* **Data shown**:
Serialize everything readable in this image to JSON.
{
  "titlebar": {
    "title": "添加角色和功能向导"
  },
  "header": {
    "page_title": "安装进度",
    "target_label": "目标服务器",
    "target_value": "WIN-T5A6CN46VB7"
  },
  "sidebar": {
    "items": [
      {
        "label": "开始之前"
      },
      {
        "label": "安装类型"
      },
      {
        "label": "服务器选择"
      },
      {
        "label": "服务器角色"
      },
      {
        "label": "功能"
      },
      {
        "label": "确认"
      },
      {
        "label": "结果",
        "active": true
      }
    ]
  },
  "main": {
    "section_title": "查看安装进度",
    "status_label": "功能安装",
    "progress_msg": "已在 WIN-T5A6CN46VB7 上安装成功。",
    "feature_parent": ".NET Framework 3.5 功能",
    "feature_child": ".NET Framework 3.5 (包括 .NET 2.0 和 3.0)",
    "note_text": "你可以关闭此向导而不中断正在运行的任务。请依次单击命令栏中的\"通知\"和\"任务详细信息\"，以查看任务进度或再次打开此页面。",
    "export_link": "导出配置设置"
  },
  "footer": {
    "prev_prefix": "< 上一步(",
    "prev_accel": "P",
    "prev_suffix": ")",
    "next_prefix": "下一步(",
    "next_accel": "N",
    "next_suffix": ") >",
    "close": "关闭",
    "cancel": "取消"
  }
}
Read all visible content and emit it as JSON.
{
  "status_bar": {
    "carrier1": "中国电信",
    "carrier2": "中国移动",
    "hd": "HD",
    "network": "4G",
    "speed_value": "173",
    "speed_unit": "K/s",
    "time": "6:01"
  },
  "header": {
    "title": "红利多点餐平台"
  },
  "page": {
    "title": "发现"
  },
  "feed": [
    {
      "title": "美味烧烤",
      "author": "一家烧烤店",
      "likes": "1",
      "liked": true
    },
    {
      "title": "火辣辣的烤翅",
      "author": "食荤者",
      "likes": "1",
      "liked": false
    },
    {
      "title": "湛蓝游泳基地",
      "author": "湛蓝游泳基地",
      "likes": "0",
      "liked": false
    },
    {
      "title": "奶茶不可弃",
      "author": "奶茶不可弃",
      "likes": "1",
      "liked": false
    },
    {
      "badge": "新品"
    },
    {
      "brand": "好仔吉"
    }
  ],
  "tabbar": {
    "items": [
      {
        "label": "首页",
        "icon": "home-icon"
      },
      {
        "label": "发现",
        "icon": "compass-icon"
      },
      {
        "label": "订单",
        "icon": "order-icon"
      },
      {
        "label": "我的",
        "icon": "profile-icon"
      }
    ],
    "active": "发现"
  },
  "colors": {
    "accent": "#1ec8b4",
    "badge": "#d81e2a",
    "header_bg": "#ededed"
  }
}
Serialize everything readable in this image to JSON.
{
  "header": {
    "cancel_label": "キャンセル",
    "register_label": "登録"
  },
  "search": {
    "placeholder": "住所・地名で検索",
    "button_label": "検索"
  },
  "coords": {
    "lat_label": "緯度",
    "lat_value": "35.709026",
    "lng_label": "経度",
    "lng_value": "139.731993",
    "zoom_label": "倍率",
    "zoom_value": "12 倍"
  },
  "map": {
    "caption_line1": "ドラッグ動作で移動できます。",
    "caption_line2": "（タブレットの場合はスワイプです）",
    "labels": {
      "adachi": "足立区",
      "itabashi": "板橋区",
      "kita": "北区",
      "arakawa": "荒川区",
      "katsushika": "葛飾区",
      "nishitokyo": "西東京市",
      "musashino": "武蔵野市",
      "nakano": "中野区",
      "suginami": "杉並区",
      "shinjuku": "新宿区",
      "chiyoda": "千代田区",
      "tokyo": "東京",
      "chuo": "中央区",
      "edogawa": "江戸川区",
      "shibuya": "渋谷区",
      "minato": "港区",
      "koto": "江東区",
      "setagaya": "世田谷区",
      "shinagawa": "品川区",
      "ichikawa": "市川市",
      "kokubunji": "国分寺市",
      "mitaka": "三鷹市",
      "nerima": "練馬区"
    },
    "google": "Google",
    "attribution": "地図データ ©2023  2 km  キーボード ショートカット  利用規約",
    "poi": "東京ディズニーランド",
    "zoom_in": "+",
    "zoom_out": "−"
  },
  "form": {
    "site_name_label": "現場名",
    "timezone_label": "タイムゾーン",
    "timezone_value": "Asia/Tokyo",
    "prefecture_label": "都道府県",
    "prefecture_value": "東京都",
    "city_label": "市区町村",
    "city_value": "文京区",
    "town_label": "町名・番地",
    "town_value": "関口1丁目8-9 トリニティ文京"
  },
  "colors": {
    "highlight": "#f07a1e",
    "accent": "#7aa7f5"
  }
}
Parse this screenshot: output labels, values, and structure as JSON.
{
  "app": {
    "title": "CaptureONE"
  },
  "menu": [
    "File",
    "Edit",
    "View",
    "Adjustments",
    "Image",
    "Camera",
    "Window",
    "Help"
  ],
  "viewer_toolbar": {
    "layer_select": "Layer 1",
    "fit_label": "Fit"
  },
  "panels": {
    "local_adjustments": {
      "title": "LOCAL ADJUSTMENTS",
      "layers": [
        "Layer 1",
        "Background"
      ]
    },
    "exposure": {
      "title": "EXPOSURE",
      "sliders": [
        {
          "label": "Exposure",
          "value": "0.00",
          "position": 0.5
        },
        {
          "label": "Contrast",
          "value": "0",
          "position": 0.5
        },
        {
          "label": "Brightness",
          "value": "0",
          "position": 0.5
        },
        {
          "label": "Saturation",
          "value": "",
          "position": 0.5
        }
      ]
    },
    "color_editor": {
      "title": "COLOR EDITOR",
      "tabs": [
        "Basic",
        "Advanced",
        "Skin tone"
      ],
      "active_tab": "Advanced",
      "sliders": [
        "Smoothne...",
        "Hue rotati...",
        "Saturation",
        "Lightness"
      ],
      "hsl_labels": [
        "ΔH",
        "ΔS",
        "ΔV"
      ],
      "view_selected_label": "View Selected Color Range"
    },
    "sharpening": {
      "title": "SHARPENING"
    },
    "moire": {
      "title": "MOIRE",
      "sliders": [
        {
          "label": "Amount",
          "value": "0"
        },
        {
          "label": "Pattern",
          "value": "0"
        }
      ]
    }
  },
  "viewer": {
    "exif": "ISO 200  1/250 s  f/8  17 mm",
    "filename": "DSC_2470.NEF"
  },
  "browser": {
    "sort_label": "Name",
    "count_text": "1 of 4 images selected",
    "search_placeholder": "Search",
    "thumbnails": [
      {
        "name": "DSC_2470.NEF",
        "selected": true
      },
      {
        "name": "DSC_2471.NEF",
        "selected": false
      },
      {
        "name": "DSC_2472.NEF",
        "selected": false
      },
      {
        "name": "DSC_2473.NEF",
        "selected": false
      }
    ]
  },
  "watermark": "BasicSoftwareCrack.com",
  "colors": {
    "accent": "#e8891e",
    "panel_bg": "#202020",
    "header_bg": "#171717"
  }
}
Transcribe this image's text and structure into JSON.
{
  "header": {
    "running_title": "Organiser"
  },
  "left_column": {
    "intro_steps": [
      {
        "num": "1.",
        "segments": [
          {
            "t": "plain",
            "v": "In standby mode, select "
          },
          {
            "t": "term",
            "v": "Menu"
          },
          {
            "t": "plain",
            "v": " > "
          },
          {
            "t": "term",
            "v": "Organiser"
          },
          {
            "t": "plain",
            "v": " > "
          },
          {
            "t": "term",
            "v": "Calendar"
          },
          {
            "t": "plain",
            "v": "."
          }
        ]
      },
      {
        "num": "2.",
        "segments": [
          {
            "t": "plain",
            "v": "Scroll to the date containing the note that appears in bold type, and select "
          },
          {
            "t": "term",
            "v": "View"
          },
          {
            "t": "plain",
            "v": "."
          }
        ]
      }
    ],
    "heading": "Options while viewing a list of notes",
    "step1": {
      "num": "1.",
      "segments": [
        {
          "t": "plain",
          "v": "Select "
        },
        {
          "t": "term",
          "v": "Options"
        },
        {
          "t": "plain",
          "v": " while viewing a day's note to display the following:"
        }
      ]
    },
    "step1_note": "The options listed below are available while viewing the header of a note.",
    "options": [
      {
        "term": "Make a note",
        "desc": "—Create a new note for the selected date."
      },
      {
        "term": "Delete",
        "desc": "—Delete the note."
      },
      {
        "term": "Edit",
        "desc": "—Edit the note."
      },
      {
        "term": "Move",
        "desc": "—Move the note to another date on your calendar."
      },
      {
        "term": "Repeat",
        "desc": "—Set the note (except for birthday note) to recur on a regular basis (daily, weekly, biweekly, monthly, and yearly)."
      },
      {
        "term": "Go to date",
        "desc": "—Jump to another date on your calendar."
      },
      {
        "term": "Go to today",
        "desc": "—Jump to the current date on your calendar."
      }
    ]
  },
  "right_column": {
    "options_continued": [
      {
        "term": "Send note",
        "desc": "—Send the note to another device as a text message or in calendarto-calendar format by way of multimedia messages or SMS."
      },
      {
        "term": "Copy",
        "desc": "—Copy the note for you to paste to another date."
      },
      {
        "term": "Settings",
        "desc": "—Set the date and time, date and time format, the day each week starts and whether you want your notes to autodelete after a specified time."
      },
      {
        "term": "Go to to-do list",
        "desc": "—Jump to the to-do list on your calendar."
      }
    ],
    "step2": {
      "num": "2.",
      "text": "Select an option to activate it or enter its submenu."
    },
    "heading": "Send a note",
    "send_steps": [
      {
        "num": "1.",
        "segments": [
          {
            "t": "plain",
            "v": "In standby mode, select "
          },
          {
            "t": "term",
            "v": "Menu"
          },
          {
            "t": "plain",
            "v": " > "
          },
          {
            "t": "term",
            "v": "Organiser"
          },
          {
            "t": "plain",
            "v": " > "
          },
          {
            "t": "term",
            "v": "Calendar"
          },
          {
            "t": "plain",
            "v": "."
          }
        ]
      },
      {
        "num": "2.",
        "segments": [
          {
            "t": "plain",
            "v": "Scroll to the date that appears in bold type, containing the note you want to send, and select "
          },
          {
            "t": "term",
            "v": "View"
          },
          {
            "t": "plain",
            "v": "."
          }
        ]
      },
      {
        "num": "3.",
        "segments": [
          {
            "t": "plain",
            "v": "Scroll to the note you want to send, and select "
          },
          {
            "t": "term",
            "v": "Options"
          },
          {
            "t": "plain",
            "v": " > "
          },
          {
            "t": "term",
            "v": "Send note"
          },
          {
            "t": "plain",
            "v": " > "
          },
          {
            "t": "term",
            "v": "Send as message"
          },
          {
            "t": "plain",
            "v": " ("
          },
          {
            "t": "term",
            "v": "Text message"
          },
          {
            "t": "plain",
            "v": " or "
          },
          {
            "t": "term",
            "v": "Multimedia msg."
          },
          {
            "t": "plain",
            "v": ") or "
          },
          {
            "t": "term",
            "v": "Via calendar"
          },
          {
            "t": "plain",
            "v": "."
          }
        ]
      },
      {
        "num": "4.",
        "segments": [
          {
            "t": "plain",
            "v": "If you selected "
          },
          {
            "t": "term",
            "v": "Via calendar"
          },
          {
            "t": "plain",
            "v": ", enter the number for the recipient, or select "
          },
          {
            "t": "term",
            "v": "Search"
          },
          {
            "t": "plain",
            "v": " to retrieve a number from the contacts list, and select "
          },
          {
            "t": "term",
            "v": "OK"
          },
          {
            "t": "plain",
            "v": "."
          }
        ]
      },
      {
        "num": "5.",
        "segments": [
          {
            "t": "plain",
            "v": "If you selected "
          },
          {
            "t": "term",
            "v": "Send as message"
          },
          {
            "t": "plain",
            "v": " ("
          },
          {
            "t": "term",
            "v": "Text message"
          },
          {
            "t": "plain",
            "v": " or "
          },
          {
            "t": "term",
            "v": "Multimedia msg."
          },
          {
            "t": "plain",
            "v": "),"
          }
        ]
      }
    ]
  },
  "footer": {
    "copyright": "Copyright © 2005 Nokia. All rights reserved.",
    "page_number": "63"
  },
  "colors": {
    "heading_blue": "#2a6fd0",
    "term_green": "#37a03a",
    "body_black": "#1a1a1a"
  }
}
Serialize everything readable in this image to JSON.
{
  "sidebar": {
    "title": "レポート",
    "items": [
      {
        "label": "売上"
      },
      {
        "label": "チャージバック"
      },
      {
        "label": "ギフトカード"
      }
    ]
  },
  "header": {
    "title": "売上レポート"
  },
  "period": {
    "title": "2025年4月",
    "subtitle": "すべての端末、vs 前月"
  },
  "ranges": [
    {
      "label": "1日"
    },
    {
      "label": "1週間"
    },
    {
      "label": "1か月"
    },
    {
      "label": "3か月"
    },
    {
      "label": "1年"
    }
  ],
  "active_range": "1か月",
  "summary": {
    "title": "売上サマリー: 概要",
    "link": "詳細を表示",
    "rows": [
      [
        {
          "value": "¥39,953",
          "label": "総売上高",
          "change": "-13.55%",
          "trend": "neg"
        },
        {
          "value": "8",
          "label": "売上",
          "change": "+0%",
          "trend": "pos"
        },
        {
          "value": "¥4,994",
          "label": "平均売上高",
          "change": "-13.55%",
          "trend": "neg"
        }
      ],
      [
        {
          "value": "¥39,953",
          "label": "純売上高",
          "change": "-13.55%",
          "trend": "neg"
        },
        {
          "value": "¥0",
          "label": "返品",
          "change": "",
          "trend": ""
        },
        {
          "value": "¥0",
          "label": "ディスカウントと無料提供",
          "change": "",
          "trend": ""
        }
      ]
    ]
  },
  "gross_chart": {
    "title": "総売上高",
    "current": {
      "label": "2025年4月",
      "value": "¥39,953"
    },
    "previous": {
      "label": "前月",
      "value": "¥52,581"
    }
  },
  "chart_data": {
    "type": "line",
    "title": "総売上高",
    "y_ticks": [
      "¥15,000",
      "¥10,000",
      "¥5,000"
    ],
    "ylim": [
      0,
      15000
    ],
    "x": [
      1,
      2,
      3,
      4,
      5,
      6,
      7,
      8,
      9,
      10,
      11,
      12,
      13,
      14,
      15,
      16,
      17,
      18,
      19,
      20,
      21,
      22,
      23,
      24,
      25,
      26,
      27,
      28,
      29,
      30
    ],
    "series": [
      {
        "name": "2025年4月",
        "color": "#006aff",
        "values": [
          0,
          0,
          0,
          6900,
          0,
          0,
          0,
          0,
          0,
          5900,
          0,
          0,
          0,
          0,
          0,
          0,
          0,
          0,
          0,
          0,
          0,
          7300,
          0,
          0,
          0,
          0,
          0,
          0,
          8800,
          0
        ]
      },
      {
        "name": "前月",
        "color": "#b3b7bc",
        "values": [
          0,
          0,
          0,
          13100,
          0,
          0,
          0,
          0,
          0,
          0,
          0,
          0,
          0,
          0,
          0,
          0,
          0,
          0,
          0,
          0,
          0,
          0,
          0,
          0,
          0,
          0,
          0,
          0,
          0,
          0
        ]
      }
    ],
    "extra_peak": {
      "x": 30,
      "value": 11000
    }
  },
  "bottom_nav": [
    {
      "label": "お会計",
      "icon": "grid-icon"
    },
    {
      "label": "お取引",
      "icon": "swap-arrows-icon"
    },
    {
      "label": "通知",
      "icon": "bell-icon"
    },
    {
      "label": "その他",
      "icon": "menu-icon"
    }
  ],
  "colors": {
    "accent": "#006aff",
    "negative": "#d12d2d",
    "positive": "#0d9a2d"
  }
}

* **Stated problem**: Wherever the string "want" appears in the entries above, list that line.

* **Solution to this problem**:
        "desc": "—Set the date and time, date and time format, the day each week starts and whether you want your notes to autodelete after a specified time."
            "v": "Scroll to the date that appears in bold type, containing the note you want to send, and select "
            "v": "Scroll to the note you want to send, and select "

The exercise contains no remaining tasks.